Treatment of Renal Disease – Hypertension

The treatment of renal disease includes drug therapy and nutritional therapy. To prevent renal insufficiency from deteriorating further, the treatment is designed to control hypertension with antihypertensive drugs and sodium and fluid restrictions.

Usually, a physician will prescribe an ACE inhibitor or a calcium channel blocker to control your patient’s hypertension. He also may prescribe a diuretic to reduce your patient’s fluid overload.

If your patient’s phosphate level is elevated, the physician may limit his phosphate intake to 700 to 1,200 mg per day. He also may prescribe an antacid that contains aluminum hydroxide, aluminum carbonate, or a calcium-based phosphate binder. Because high aluminum levels can induce neurologic symptoms, a calcium-based phosphate binder may be preferable. Antacids that contain magnesium are contraindicated because magnesium is excreted by the kidneys.

If your patient is anemic, the physician may prescribe iron supplements and folic acid to increase RBC production. He also may order erythropoietin to be administered I.V. or subcutaneously. However, your patient will need his blood pressure monitored closely, because erythropoietin may worsen his hypertension.

Nutritional therapy may include protein, sodium, potassium, and fluid restrictions. A protein restriction may slow the deterioration of kidney function. Usually, if the physician orders a protein restriction, your patient’s daily protein intake will be reduced to 0.6 to 0.8 g/kg of body weight.

A sodium restriction may vary from 1 to 3 grams per day, depending on the ability of the patient’s kidneys to excrete sodium as well as the amount of edema and the severity of the hypertension. If the physician orders a potassium restriction, your patient’s potassium intake will be reduced to between 2 and 3 grams per day. Because most salt substitutes contain potassium, avoid giving them to your patient with renal disease.

*Dataset entries*:
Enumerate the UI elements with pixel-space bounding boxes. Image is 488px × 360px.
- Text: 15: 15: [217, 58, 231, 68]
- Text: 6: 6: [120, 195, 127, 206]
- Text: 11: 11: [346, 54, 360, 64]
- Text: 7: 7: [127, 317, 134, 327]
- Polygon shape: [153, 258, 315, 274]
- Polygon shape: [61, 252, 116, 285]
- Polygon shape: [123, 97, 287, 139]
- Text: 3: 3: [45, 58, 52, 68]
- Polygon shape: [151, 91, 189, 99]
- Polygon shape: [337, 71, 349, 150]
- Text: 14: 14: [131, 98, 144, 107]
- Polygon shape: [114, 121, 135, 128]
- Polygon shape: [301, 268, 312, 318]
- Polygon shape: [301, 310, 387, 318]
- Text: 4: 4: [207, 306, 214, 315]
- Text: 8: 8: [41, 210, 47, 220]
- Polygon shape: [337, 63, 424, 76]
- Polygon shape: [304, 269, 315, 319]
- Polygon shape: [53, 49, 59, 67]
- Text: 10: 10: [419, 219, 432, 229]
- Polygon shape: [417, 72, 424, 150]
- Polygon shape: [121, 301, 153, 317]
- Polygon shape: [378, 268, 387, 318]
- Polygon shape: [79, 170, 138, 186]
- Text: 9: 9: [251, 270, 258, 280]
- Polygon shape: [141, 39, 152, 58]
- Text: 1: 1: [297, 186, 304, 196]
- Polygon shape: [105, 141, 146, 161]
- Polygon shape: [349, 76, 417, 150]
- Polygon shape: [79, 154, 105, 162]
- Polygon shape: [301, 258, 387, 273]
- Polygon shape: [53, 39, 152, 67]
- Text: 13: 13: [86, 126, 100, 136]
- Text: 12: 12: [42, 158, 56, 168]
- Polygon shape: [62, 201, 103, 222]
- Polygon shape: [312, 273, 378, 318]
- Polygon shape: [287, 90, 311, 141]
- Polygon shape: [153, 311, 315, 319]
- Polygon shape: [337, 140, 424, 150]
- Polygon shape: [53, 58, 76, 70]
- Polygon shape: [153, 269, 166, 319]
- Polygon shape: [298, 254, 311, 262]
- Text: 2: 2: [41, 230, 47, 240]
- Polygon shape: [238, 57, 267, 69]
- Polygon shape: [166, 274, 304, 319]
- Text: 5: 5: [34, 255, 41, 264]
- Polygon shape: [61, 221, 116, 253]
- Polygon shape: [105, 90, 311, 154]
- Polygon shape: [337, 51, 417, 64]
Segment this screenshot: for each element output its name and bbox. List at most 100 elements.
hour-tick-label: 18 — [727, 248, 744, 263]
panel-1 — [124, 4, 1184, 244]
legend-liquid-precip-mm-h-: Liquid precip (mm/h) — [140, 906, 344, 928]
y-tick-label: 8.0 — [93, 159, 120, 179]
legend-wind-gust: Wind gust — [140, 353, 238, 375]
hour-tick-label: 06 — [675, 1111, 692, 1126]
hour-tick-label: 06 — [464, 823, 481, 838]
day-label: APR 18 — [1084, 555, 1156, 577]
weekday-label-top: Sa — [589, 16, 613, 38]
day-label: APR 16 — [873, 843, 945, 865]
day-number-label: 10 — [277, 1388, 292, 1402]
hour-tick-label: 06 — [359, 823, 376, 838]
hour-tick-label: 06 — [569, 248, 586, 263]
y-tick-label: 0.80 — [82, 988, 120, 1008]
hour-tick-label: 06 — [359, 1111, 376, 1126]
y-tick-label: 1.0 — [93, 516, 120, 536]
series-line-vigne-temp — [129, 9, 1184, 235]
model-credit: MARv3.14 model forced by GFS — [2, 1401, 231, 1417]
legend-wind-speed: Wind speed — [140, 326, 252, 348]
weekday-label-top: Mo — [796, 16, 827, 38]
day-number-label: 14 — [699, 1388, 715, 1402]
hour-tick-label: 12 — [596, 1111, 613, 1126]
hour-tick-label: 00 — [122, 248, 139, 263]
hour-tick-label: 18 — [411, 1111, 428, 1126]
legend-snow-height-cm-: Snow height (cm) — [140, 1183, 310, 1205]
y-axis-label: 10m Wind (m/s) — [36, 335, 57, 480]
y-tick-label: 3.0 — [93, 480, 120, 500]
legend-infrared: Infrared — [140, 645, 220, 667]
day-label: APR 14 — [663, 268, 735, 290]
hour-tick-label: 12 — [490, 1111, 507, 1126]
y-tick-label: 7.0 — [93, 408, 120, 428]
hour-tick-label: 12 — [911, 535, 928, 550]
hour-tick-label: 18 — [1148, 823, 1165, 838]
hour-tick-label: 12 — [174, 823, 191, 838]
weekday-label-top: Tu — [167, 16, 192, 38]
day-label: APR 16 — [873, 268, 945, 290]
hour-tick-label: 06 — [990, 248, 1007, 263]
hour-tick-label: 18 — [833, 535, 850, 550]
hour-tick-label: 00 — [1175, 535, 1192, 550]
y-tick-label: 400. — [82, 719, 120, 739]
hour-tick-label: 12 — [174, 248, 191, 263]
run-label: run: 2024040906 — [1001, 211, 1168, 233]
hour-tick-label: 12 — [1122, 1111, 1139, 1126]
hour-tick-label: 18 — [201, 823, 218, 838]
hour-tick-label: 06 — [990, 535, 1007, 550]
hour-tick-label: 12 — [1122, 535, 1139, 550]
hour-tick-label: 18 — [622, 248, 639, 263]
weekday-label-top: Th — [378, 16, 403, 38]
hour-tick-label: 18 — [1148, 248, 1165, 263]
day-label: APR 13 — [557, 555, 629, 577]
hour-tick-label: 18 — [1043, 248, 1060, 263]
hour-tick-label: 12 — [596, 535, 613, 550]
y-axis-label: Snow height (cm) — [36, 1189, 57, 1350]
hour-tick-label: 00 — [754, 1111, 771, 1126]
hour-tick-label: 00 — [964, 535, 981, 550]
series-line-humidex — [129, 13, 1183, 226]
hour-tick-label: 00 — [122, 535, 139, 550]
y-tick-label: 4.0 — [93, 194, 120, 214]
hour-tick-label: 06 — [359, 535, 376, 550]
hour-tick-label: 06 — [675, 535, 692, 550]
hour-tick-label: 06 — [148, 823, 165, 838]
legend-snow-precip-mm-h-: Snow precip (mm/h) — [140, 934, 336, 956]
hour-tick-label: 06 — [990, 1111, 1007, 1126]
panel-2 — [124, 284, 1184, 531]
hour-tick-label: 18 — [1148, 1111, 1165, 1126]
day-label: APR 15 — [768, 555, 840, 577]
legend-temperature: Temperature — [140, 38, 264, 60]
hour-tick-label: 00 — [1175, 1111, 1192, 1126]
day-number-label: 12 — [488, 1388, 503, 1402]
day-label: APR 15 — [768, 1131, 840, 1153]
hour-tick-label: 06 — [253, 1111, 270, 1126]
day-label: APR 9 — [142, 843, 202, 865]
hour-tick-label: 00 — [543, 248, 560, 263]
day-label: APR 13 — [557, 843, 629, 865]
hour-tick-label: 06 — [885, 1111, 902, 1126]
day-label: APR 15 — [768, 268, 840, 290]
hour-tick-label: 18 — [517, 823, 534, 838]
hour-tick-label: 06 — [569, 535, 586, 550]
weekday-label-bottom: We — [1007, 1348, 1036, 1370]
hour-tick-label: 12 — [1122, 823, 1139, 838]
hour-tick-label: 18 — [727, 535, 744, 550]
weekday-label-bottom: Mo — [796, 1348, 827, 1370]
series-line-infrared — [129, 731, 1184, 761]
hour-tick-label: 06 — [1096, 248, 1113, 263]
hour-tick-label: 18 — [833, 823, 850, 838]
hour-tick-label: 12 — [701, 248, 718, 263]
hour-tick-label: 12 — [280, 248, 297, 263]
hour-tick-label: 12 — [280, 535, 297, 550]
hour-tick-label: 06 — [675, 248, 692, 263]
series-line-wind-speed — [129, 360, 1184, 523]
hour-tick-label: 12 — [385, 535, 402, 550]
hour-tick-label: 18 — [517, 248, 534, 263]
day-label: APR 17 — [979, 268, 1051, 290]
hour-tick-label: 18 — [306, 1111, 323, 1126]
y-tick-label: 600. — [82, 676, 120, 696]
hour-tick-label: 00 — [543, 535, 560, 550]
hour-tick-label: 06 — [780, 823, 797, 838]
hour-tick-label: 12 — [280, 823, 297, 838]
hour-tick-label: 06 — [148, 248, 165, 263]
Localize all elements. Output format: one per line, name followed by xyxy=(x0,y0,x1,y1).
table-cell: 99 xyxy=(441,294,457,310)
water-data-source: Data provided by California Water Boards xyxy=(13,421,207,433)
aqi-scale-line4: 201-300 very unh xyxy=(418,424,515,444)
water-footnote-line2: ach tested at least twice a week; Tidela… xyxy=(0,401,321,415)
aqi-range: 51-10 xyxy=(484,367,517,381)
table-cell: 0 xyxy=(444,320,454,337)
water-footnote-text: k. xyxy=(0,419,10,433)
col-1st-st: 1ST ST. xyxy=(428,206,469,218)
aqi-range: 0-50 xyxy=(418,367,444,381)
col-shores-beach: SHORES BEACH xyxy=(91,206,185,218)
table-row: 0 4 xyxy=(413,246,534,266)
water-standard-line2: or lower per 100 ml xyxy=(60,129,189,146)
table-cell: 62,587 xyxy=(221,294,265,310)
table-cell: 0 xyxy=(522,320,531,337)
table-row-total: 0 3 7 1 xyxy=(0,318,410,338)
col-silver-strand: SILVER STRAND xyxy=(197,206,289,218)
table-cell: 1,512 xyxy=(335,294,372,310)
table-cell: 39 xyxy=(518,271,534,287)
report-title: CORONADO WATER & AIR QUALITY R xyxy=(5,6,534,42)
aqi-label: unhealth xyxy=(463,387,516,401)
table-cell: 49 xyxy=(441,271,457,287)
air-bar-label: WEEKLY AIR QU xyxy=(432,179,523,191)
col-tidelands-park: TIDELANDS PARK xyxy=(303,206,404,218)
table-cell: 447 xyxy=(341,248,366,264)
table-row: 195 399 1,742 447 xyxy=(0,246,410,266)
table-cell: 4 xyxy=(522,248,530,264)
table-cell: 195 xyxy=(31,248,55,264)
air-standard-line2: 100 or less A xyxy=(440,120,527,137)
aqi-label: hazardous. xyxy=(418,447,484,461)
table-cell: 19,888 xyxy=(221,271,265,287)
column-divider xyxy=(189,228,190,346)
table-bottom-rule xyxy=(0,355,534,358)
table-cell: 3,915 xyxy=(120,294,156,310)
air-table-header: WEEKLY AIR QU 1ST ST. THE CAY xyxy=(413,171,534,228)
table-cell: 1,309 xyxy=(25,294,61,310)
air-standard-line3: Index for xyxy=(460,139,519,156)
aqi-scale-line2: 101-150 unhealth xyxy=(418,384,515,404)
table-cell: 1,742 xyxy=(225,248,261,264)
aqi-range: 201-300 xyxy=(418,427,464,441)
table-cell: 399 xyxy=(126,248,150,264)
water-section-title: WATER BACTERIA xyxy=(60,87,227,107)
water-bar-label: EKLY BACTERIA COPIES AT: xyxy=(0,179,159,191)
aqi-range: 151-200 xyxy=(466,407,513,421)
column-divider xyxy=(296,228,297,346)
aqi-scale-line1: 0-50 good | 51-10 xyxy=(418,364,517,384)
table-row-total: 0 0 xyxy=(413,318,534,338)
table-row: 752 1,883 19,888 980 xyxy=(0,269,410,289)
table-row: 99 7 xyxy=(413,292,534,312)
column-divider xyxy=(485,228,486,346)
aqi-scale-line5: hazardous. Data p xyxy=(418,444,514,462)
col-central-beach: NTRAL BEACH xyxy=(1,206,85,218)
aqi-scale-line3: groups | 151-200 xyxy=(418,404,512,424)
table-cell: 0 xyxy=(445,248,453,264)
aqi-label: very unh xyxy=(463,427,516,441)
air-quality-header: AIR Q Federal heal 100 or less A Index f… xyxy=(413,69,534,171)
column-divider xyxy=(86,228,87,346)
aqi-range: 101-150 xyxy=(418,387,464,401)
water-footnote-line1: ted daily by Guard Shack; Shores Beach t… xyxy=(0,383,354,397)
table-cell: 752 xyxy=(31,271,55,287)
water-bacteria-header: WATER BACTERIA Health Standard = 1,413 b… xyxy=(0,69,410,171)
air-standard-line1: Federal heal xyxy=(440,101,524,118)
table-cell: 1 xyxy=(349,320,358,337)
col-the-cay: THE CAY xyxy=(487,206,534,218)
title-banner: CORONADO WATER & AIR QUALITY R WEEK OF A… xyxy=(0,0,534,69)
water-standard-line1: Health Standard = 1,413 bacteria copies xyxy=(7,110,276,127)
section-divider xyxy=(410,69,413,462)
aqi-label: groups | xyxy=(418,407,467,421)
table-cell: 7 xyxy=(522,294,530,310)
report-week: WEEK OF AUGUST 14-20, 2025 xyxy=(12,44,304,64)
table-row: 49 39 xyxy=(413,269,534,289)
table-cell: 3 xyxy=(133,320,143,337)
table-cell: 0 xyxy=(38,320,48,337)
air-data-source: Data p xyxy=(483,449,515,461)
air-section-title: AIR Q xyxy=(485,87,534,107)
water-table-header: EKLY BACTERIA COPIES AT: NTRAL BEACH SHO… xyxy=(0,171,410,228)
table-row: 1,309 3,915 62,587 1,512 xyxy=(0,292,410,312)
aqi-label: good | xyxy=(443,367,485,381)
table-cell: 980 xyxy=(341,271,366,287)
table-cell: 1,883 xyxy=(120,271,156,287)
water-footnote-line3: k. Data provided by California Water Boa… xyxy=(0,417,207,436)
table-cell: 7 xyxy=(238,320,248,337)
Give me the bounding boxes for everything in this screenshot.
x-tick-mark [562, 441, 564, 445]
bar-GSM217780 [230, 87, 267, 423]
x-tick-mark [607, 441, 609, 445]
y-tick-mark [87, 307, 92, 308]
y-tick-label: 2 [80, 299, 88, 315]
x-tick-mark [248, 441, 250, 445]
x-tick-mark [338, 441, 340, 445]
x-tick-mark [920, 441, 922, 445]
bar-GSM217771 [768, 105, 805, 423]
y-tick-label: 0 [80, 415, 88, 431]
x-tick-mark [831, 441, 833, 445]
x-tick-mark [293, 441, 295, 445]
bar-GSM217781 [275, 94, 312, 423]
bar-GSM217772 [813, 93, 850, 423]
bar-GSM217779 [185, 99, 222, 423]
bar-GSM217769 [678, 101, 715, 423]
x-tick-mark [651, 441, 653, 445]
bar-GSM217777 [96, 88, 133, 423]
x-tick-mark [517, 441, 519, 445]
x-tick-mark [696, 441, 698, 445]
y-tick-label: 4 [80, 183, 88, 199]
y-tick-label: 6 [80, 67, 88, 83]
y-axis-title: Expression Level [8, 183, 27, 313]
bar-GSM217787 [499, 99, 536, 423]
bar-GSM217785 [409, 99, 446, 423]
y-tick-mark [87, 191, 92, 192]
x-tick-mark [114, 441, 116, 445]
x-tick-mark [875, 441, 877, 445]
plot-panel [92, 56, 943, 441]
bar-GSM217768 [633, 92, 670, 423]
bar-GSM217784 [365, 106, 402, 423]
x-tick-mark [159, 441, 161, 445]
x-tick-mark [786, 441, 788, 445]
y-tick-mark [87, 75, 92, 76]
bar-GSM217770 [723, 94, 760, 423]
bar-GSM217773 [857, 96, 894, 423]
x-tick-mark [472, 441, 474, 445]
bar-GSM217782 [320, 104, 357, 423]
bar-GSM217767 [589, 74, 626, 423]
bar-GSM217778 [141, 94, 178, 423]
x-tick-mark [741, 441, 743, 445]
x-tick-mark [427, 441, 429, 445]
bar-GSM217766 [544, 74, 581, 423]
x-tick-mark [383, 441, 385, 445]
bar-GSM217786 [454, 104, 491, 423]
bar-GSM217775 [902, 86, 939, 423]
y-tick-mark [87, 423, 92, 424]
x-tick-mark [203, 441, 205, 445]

*Try it*: Reproduce the passage on the treatment of renal disease in full, word for word.

*Expected answer*:
Treatment of Renal Disease – Hypertension

The treatment of renal disease includes drug therapy and nutritional therapy. To prevent renal insufficiency from deteriorating further, the treatment is designed to control hypertension with antihypertensive drugs and sodium and fluid restrictions.

Usually, a physician will prescribe an ACE inhibitor or a calcium channel blocker to control your patient’s hypertension. He also may prescribe a diuretic to reduce your patient’s fluid overload.

If your patient’s phosphate level is elevated, the physician may limit his phosphate intake to 700 to 1,200 mg per day. He also may prescribe an antacid that contains aluminum hydroxide, aluminum carbonate, or a calcium-based phosphate binder. Because high aluminum levels can induce neurologic symptoms, a calcium-based phosphate binder may be preferable. Antacids that contain magnesium are contraindicated because magnesium is excreted by the kidneys.

If your patient is anemic, the physician may prescribe iron supplements and folic acid to increase RBC production. He also may order erythropoietin to be administered I.V. or subcutaneously. However, your patient will need his blood pressure monitored closely, because erythropoietin may worsen his hypertension.

Nutritional therapy may include protein, sodium, potassium, and fluid restrictions. A protein restriction may slow the deterioration of kidney function. Usually, if the physician orders a protein restriction, your patient’s daily protein intake will be reduced to 0.6 to 0.8 g/kg of body weight.

A sodium restriction may vary from 1 to 3 grams per day, depending on the ability of the patient’s kidneys to excrete sodium as well as the amount of edema and the severity of the hypertension. If the physician orders a potassium restriction, your patient’s potassium intake will be reduced to between 2 and 3 grams per day. Because most salt substitutes contain potassium, avoid giving them to your patient with renal disease.